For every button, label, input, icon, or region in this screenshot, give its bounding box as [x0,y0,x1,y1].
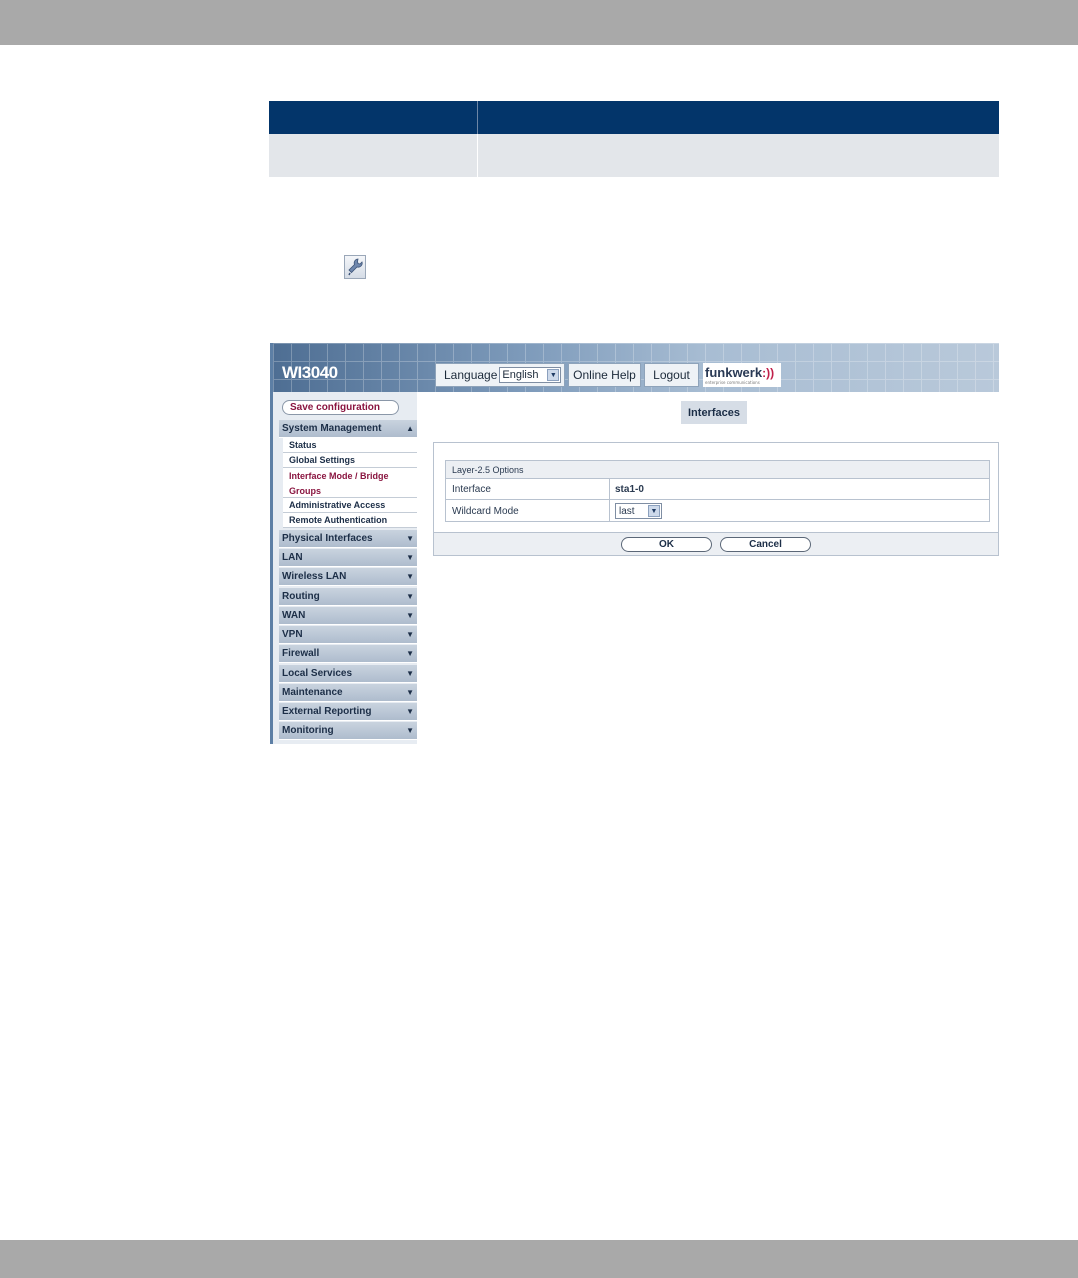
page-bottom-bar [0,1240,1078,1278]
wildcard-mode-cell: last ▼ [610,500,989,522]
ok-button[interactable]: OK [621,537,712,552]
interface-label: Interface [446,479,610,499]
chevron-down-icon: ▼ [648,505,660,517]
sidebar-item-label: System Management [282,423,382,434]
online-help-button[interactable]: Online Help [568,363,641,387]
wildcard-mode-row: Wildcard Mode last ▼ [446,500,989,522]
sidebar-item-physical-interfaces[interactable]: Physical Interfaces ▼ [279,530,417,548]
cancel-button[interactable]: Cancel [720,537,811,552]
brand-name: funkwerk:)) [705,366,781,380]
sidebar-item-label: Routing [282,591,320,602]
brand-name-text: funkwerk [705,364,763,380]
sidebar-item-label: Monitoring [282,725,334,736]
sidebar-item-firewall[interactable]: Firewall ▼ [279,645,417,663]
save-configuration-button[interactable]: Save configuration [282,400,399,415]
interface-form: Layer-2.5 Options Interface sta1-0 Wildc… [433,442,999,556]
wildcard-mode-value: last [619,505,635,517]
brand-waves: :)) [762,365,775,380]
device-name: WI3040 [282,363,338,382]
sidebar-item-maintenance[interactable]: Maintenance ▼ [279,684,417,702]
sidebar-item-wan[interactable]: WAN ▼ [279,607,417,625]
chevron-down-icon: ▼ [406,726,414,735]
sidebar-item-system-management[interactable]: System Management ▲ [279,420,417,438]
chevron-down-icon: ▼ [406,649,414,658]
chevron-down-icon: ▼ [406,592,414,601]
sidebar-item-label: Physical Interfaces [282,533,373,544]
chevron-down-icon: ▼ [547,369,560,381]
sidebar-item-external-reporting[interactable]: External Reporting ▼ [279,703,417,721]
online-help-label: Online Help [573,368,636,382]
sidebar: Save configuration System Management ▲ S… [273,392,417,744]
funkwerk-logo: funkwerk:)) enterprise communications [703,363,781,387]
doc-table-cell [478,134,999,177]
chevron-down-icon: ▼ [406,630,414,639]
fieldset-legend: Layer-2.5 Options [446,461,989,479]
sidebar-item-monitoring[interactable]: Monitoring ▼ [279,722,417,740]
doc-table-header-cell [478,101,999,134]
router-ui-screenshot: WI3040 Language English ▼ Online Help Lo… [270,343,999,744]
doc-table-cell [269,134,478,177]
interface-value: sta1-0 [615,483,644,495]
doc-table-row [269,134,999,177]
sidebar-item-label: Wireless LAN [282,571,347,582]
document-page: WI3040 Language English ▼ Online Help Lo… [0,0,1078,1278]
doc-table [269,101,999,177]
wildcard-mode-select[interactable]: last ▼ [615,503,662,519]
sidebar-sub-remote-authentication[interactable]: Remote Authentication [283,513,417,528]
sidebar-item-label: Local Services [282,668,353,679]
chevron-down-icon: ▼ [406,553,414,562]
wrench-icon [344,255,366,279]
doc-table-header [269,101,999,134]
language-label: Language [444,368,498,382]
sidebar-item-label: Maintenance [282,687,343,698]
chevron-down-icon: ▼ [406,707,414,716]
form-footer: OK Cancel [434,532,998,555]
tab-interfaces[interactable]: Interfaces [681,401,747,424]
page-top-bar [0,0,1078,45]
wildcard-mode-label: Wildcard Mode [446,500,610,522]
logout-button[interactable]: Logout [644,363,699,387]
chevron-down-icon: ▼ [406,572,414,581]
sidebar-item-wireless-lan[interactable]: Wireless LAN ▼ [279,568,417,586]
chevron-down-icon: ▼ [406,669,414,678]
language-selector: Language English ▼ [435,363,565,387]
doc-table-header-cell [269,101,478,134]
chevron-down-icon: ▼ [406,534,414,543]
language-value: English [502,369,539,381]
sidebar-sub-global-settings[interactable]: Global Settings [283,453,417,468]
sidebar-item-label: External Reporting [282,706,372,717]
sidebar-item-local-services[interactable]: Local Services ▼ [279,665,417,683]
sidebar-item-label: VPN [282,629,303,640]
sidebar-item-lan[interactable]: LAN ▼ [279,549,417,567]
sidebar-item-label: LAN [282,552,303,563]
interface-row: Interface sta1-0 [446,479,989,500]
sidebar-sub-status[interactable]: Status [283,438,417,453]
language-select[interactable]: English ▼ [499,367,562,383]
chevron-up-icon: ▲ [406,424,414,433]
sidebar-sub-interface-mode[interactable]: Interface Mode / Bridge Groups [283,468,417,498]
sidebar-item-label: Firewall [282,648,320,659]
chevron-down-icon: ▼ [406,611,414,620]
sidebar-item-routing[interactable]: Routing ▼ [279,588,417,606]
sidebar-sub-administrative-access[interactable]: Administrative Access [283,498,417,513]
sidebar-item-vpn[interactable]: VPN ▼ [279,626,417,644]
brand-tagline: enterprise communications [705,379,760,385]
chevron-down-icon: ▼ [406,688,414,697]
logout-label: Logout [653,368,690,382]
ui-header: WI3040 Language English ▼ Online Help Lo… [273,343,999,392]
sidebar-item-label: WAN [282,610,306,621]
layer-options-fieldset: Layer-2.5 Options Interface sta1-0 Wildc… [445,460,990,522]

> [Stated exercise]
Copy out every row above character for character, leaving out the picture.

> [Task result]
For every button, label, input, icon, or region in this screenshot, give its bounding box as [x0,y0,x1,y1].
page-bottom-bar [0,1240,1078,1278]
wildcard-mode-cell: last ▼ [610,500,989,522]
ok-button[interactable]: OK [621,537,712,552]
interface-label: Interface [446,479,610,499]
chevron-down-icon: ▼ [648,505,660,517]
sidebar-item-label: System Management [282,423,382,434]
online-help-button[interactable]: Online Help [568,363,641,387]
wildcard-mode-row: Wildcard Mode last ▼ [446,500,989,522]
sidebar-item-physical-interfaces[interactable]: Physical Interfaces ▼ [279,530,417,548]
cancel-button[interactable]: Cancel [720,537,811,552]
brand-name: funkwerk:)) [705,366,781,380]
sidebar-item-label: Routing [282,591,320,602]
brand-name-text: funkwerk [705,364,763,380]
sidebar-item-label: Monitoring [282,725,334,736]
sidebar-item-firewall[interactable]: Firewall ▼ [279,645,417,663]
save-configuration-button[interactable]: Save configuration [282,400,399,415]
interface-form: Layer-2.5 Options Interface sta1-0 Wildc… [433,442,999,556]
wildcard-mode-value: last [619,505,635,517]
brand-waves: :)) [762,365,775,380]
device-name: WI3040 [282,363,338,382]
sidebar-item-maintenance[interactable]: Maintenance ▼ [279,684,417,702]
sidebar-item-wan[interactable]: WAN ▼ [279,607,417,625]
chevron-down-icon: ▼ [406,726,414,735]
sidebar-item-system-management[interactable]: System Management ▲ [279,420,417,438]
chevron-down-icon: ▼ [406,649,414,658]
chevron-down-icon: ▼ [406,592,414,601]
sidebar-item-label: Physical Interfaces [282,533,373,544]
chevron-down-icon: ▼ [547,369,560,381]
sidebar-item-external-reporting[interactable]: External Reporting ▼ [279,703,417,721]
online-help-label: Online Help [573,368,636,382]
sidebar: Save configuration System Management ▲ S… [273,392,417,744]
funkwerk-logo: funkwerk:)) enterprise communications [703,363,781,387]
doc-table-cell [478,134,999,177]
chevron-down-icon: ▼ [406,630,414,639]
fieldset-legend: Layer-2.5 Options [446,461,989,479]
sidebar-item-monitoring[interactable]: Monitoring ▼ [279,722,417,740]
doc-table-header-cell [478,101,999,134]
router-ui-screenshot: WI3040 Language English ▼ Online Help Lo… [270,343,999,744]
doc-table-cell [269,134,478,177]
interface-value: sta1-0 [615,483,644,495]
doc-table-row [269,134,999,177]
sidebar-item-label: Wireless LAN [282,571,347,582]
document-page: WI3040 Language English ▼ Online Help Lo… [0,0,1078,1278]
doc-table [269,101,999,177]
wildcard-mode-select[interactable]: last ▼ [615,503,662,519]
sidebar-sub-remote-authentication[interactable]: Remote Authentication [283,513,417,528]
sidebar-item-label: Local Services [282,668,353,679]
chevron-down-icon: ▼ [406,553,414,562]
wrench-icon [344,255,366,279]
doc-table-header [269,101,999,134]
language-label: Language [444,368,498,382]
sidebar-item-label: Maintenance [282,687,343,698]
chevron-down-icon: ▼ [406,707,414,716]
form-footer: OK Cancel [434,532,998,555]
tab-interfaces[interactable]: Interfaces [681,401,747,424]
page-top-bar [0,0,1078,45]
wildcard-mode-label: Wildcard Mode [446,500,610,522]
logout-button[interactable]: Logout [644,363,699,387]
chevron-down-icon: ▼ [406,572,414,581]
sidebar-item-wireless-lan[interactable]: Wireless LAN ▼ [279,568,417,586]
chevron-down-icon: ▼ [406,669,414,678]
language-selector: Language English ▼ [435,363,565,387]
doc-table-header-cell [269,101,478,134]
chevron-down-icon: ▼ [406,534,414,543]
language-value: English [502,369,539,381]
sidebar-sub-global-settings[interactable]: Global Settings [283,453,417,468]
sidebar-item-label: External Reporting [282,706,372,717]
sidebar-item-local-services[interactable]: Local Services ▼ [279,665,417,683]
sidebar-item-label: VPN [282,629,303,640]
sidebar-item-lan[interactable]: LAN ▼ [279,549,417,567]
sidebar-item-label: LAN [282,552,303,563]
interface-row: Interface sta1-0 [446,479,989,500]
sidebar-sub-status[interactable]: Status [283,438,417,453]
language-select[interactable]: English ▼ [499,367,562,383]
chevron-up-icon: ▲ [406,424,414,433]
sidebar-sub-interface-mode[interactable]: Interface Mode / Bridge Groups [283,468,417,498]
sidebar-item-label: Firewall [282,648,320,659]
chevron-down-icon: ▼ [406,611,414,620]
sidebar-item-routing[interactable]: Routing ▼ [279,588,417,606]
sidebar-sub-administrative-access[interactable]: Administrative Access [283,498,417,513]
sidebar-item-vpn[interactable]: VPN ▼ [279,626,417,644]
brand-tagline: enterprise communications [705,379,760,385]
chevron-down-icon: ▼ [406,688,414,697]
logout-label: Logout [653,368,690,382]
ui-header: WI3040 Language English ▼ Online Help Lo… [273,343,999,392]
sidebar-item-label: WAN [282,610,306,621]
layer-options-fieldset: Layer-2.5 Options Interface sta1-0 Wildc… [445,460,990,522]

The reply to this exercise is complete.